EXERCISE DIRECTIONS
Below are some entries; can you quote all of them exactly?

PROVIDED INFORMATION
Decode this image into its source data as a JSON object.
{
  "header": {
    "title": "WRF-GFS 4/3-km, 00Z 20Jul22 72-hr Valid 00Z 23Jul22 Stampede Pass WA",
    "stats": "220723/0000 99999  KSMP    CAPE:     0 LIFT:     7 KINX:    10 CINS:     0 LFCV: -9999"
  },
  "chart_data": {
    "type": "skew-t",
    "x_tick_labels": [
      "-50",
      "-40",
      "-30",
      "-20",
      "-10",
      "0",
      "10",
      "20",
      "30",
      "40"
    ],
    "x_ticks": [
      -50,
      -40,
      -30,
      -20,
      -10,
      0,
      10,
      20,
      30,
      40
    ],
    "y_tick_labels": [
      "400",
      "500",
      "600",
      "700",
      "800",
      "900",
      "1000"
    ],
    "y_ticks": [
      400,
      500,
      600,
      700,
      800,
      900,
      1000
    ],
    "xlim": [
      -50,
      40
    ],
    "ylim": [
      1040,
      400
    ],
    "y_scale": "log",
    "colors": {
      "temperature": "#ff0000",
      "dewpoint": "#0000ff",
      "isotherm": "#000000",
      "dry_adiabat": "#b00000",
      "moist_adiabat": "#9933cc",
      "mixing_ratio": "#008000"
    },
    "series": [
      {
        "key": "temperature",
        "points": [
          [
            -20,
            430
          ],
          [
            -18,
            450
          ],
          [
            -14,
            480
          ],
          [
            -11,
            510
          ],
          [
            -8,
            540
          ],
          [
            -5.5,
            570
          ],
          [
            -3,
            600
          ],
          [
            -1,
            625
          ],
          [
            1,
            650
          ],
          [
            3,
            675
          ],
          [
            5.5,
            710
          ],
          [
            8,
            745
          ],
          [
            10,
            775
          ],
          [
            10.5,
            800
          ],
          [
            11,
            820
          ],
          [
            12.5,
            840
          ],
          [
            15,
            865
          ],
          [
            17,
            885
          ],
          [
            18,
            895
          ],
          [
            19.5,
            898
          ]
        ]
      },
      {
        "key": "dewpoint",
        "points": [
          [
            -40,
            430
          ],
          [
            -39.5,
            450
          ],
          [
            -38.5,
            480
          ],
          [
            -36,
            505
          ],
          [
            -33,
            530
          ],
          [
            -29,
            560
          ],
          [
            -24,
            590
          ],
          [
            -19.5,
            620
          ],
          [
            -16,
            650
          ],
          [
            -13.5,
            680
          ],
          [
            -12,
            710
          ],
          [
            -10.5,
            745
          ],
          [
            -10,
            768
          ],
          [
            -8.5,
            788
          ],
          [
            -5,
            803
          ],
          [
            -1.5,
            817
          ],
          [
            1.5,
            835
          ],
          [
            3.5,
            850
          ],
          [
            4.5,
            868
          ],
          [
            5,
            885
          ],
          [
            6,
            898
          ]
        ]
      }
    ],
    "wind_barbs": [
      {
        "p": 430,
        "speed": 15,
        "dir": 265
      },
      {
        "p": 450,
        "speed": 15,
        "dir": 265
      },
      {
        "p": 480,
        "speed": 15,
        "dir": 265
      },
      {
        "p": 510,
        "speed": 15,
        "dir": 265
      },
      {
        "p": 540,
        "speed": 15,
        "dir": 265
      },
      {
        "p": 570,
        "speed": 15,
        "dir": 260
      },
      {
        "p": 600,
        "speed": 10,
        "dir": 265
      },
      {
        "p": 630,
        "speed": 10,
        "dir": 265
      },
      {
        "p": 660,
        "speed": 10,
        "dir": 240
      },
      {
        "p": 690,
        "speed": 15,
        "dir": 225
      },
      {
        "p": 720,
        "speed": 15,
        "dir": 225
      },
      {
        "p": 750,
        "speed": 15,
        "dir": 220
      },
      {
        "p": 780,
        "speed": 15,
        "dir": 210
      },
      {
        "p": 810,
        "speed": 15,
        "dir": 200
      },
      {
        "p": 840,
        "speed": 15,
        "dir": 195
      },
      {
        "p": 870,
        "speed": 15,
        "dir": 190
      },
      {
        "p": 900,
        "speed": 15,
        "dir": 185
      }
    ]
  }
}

FINAL RESULT
Decode this image into its source data as a JSON object.
{
  "header": {
    "title": "WRF-GFS 4/3-km, 00Z 20Jul22 72-hr Valid 00Z 23Jul22 Stampede Pass WA",
    "stats": "220723/0000 99999  KSMP    CAPE:     0 LIFT:     7 KINX:    10 CINS:     0 LFCV: -9999"
  },
  "chart_data": {
    "type": "skew-t",
    "x_tick_labels": [
      "-50",
      "-40",
      "-30",
      "-20",
      "-10",
      "0",
      "10",
      "20",
      "30",
      "40"
    ],
    "x_ticks": [
      -50,
      -40,
      -30,
      -20,
      -10,
      0,
      10,
      20,
      30,
      40
    ],
    "y_tick_labels": [
      "400",
      "500",
      "600",
      "700",
      "800",
      "900",
      "1000"
    ],
    "y_ticks": [
      400,
      500,
      600,
      700,
      800,
      900,
      1000
    ],
    "xlim": [
      -50,
      40
    ],
    "ylim": [
      1040,
      400
    ],
    "y_scale": "log",
    "colors": {
      "temperature": "#ff0000",
      "dewpoint": "#0000ff",
      "isotherm": "#000000",
      "dry_adiabat": "#b00000",
      "moist_adiabat": "#9933cc",
      "mixing_ratio": "#008000"
    },
    "series": [
      {
        "key": "temperature",
        "points": [
          [
            -20,
            430
          ],
          [
            -18,
            450
          ],
          [
            -14,
            480
          ],
          [
            -11,
            510
          ],
          [
            -8,
            540
          ],
          [
            -5.5,
            570
          ],
          [
            -3,
            600
          ],
          [
            -1,
            625
          ],
          [
            1,
            650
          ],
          [
            3,
            675
          ],
          [
            5.5,
            710
          ],
          [
            8,
            745
          ],
          [
            10,
            775
          ],
          [
            10.5,
            800
          ],
          [
            11,
            820
          ],
          [
            12.5,
            840
          ],
          [
            15,
            865
          ],
          [
            17,
            885
          ],
          [
            18,
            895
          ],
          [
            19.5,
            898
          ]
        ]
      },
      {
        "key": "dewpoint",
        "points": [
          [
            -40,
            430
          ],
          [
            -39.5,
            450
          ],
          [
            -38.5,
            480
          ],
          [
            -36,
            505
          ],
          [
            -33,
            530
          ],
          [
            -29,
            560
          ],
          [
            -24,
            590
          ],
          [
            -19.5,
            620
          ],
          [
            -16,
            650
          ],
          [
            -13.5,
            680
          ],
          [
            -12,
            710
          ],
          [
            -10.5,
            745
          ],
          [
            -10,
            768
          ],
          [
            -8.5,
            788
          ],
          [
            -5,
            803
          ],
          [
            -1.5,
            817
          ],
          [
            1.5,
            835
          ],
          [
            3.5,
            850
          ],
          [
            4.5,
            868
          ],
          [
            5,
            885
          ],
          [
            6,
            898
          ]
        ]
      }
    ],
    "wind_barbs": [
      {
        "p": 430,
        "speed": 15,
        "dir": 265
      },
      {
        "p": 450,
        "speed": 15,
        "dir": 265
      },
      {
        "p": 480,
        "speed": 15,
        "dir": 265
      },
      {
        "p": 510,
        "speed": 15,
        "dir": 265
      },
      {
        "p": 540,
        "speed": 15,
        "dir": 265
      },
      {
        "p": 570,
        "speed": 15,
        "dir": 260
      },
      {
        "p": 600,
        "speed": 10,
        "dir": 265
      },
      {
        "p": 630,
        "speed": 10,
        "dir": 265
      },
      {
        "p": 660,
        "speed": 10,
        "dir": 240
      },
      {
        "p": 690,
        "speed": 15,
        "dir": 225
      },
      {
        "p": 720,
        "speed": 15,
        "dir": 225
      },
      {
        "p": 750,
        "speed": 15,
        "dir": 220
      },
      {
        "p": 780,
        "speed": 15,
        "dir": 210
      },
      {
        "p": 810,
        "speed": 15,
        "dir": 200
      },
      {
        "p": 840,
        "speed": 15,
        "dir": 195
      },
      {
        "p": 870,
        "speed": 15,
        "dir": 190
      },
      {
        "p": 900,
        "speed": 15,
        "dir": 185
      }
    ]
  }
}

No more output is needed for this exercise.